- **Task**
Show every line in the items below that contains the string "radio", copying each line in full. Case matters when matching.

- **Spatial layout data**
-- -- --

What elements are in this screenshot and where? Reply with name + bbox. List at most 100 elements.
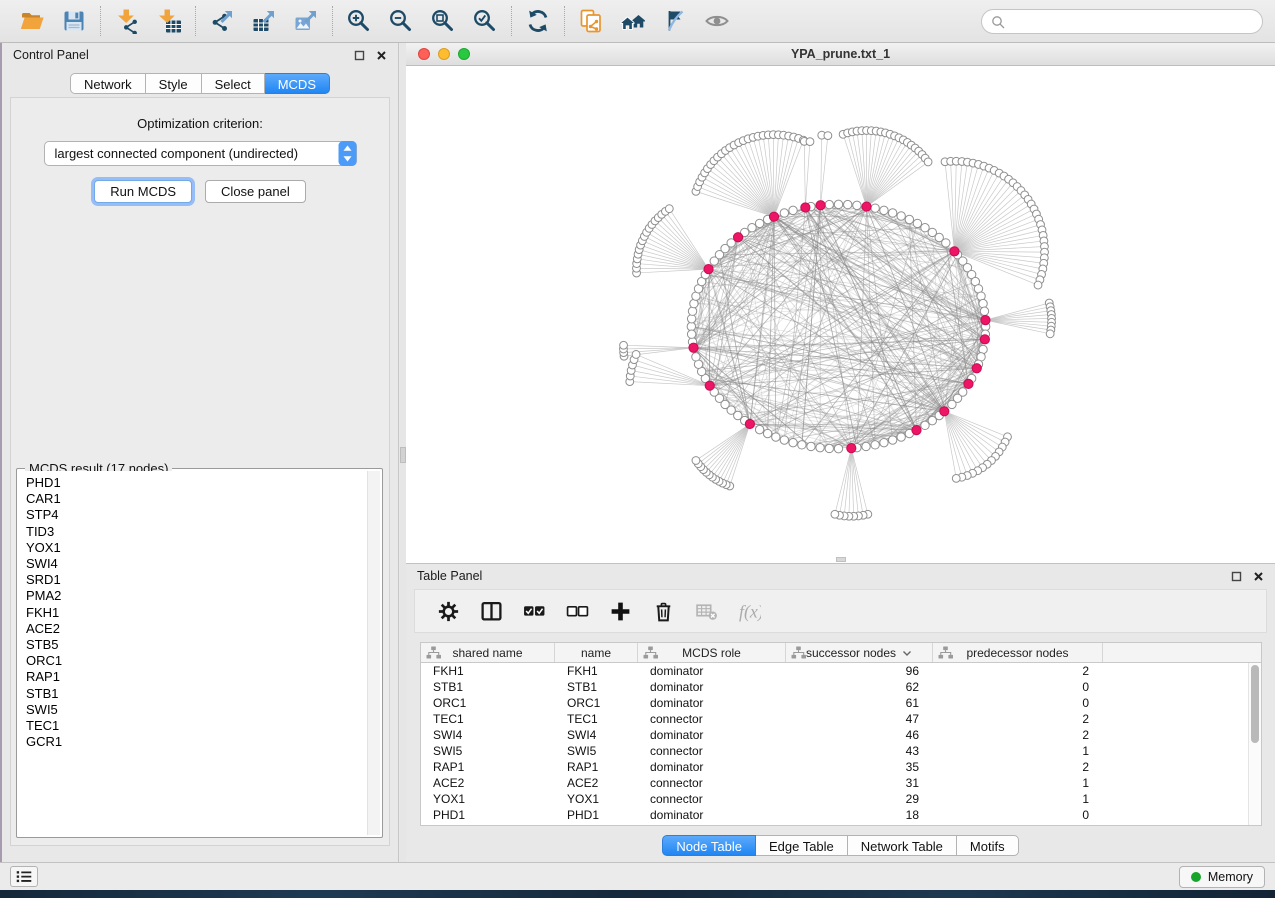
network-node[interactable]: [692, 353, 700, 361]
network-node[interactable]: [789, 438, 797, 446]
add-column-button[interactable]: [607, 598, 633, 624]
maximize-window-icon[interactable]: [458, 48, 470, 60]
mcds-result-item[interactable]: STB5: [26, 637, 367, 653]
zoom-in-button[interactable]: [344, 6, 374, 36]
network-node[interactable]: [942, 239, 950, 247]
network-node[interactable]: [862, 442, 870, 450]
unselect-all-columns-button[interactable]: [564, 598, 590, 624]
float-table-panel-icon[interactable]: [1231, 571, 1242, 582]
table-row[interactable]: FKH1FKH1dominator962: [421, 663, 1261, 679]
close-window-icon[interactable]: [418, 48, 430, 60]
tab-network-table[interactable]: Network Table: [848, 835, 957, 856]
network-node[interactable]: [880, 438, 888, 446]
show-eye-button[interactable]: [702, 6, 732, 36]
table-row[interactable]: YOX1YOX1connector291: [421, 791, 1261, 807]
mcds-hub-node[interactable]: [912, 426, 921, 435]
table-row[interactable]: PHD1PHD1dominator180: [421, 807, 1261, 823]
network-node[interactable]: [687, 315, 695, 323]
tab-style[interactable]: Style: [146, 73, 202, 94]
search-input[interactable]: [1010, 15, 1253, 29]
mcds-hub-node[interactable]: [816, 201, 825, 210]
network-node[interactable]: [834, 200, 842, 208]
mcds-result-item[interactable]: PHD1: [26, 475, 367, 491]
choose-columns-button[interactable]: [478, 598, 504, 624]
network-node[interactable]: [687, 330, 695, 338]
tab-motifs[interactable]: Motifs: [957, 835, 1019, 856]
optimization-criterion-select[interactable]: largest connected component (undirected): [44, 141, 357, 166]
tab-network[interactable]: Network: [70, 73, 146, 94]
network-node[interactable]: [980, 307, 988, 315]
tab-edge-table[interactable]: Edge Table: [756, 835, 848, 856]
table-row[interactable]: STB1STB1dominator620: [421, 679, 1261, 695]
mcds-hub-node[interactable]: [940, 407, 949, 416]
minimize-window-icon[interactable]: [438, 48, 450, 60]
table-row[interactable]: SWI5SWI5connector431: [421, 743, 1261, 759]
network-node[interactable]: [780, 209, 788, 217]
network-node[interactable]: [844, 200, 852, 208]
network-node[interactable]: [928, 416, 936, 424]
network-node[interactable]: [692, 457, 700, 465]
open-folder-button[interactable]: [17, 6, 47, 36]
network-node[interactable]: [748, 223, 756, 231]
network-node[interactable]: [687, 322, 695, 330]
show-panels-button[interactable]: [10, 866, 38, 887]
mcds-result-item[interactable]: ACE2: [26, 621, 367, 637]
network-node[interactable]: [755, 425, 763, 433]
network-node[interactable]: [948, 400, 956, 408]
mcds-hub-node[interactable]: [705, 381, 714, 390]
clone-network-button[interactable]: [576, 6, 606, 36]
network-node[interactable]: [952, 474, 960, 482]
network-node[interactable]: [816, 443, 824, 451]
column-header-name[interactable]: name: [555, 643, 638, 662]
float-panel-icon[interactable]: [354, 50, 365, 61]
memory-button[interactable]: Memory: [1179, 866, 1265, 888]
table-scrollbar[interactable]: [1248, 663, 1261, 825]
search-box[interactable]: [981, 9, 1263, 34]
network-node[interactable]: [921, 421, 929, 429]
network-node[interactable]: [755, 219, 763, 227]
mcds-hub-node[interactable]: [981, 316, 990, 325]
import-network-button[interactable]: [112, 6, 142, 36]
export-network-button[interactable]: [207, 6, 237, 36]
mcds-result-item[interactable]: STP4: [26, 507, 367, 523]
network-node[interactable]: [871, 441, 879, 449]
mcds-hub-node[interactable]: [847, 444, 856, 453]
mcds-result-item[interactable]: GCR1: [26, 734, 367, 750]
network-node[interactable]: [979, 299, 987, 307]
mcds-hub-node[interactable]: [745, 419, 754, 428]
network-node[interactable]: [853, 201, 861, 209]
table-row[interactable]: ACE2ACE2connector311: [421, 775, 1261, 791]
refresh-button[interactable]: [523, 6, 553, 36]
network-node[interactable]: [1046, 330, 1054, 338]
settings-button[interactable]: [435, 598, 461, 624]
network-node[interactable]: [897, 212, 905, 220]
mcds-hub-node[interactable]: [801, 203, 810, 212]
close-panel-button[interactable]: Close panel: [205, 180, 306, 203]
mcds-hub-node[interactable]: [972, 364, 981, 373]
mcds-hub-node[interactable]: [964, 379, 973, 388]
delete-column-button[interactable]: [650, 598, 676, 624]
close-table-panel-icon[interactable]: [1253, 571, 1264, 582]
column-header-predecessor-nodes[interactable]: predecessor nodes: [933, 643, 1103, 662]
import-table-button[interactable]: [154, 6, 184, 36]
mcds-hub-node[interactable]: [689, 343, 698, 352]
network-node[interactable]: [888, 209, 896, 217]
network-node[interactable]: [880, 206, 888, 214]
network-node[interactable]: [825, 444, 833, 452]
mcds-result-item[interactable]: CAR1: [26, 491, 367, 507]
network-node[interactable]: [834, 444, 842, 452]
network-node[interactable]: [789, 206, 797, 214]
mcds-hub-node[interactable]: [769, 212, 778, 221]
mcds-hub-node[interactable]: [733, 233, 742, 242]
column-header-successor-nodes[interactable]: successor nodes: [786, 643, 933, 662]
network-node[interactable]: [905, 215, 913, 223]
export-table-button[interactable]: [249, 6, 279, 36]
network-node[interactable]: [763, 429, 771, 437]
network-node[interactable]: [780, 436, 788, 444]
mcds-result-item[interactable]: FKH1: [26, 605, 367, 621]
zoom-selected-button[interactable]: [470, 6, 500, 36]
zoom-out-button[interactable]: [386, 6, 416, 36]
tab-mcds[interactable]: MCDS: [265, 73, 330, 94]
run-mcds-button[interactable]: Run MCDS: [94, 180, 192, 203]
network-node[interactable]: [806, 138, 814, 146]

-- -- --

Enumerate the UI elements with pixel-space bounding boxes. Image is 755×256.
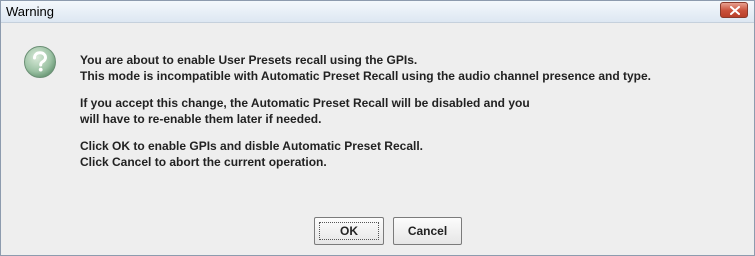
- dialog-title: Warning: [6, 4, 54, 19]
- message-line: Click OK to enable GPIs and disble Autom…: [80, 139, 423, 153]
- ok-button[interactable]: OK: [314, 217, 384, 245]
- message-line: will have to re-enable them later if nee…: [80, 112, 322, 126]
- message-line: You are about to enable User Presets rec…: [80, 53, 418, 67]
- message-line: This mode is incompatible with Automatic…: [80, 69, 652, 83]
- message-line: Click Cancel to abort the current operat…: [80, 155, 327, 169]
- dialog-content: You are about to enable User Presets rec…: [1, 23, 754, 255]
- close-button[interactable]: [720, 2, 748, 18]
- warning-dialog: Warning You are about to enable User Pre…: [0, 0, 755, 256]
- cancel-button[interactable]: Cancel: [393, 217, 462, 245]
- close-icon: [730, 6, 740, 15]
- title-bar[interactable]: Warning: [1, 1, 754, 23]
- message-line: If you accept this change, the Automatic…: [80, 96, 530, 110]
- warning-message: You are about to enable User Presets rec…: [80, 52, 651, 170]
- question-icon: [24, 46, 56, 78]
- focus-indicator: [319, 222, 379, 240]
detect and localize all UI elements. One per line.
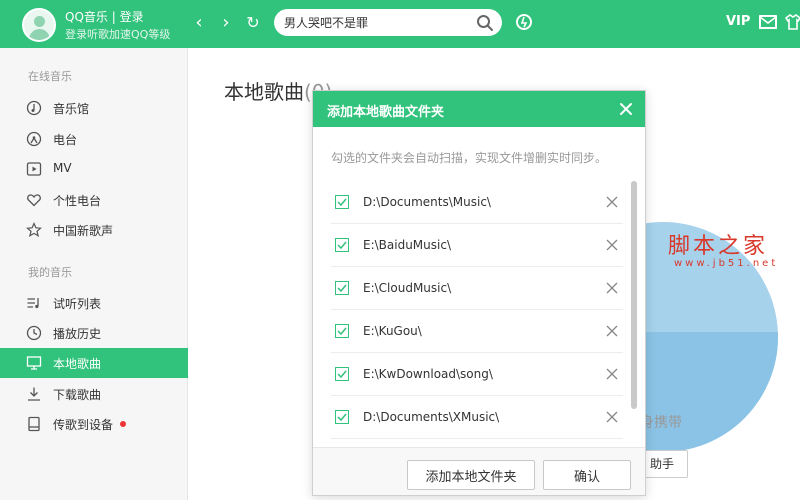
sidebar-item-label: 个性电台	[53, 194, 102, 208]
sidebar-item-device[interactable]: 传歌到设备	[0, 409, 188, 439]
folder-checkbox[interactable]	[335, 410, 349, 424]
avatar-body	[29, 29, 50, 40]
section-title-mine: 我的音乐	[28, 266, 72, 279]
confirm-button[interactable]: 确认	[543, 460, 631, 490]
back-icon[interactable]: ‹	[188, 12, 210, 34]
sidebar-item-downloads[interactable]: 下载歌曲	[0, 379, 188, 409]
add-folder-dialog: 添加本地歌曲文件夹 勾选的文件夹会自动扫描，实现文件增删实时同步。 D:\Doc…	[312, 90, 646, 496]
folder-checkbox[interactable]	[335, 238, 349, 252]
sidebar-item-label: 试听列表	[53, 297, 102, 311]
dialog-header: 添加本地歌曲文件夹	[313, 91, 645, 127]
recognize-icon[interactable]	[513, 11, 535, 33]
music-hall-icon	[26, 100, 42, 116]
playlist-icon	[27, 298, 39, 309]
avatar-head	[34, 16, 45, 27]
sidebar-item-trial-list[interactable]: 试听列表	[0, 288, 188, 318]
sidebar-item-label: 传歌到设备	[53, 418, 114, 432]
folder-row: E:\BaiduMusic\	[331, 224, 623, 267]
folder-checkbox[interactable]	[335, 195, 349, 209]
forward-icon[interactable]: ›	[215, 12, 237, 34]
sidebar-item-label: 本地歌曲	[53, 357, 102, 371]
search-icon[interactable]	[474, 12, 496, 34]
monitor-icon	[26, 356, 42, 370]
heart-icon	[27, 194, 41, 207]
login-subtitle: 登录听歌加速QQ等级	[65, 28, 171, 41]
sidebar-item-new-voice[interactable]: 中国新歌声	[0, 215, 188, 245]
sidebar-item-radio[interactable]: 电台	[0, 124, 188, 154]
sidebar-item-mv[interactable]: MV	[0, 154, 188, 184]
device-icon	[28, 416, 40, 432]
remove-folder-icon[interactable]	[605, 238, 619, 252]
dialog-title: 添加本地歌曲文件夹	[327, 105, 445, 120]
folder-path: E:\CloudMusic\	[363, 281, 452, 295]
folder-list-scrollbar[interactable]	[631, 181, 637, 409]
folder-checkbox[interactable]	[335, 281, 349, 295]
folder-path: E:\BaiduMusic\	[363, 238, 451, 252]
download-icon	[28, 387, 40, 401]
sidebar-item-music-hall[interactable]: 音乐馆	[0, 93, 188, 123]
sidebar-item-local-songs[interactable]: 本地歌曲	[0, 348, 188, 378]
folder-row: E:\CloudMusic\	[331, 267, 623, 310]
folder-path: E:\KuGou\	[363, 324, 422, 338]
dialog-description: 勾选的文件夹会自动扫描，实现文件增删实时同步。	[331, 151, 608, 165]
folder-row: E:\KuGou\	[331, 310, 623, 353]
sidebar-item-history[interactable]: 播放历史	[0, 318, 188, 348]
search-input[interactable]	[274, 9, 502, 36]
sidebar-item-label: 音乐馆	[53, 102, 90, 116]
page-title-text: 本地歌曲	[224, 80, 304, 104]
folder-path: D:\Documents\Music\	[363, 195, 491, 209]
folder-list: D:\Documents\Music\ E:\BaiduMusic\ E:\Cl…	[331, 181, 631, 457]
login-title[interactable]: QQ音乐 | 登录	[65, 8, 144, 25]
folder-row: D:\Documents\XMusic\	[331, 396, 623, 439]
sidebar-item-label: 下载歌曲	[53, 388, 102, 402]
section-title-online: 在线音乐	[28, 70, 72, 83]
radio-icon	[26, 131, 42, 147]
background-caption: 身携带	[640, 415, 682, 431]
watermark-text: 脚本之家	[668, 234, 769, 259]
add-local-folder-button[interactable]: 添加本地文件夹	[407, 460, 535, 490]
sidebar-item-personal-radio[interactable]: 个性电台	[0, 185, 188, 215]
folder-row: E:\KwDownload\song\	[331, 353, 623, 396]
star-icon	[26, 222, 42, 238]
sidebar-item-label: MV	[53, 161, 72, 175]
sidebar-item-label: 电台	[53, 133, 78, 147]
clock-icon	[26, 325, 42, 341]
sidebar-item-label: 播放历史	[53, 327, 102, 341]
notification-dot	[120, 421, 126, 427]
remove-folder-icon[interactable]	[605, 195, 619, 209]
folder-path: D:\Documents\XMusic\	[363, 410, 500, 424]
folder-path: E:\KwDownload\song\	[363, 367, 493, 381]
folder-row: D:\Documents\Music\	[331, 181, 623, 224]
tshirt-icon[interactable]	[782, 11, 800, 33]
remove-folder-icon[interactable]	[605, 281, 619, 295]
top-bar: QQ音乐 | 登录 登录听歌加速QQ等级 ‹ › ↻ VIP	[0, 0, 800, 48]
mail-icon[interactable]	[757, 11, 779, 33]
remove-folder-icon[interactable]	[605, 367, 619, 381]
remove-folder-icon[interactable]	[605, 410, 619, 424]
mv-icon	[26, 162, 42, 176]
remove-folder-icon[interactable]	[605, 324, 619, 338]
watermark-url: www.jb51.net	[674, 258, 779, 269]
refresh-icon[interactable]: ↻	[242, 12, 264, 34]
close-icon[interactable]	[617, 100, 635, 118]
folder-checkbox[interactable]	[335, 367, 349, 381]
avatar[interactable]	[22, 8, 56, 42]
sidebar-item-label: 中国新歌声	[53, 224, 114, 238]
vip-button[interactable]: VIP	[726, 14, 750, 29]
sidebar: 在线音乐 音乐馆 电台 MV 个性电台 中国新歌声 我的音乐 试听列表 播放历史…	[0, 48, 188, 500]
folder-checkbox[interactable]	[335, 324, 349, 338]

-- -- --

- **Result of this exercise**
sidebar-item-radio[interactable]: 电台	[0, 124, 188, 154]
radio-icon	[26, 131, 42, 147]
sidebar-item-personal-radio[interactable]: 个性电台	[0, 185, 188, 215]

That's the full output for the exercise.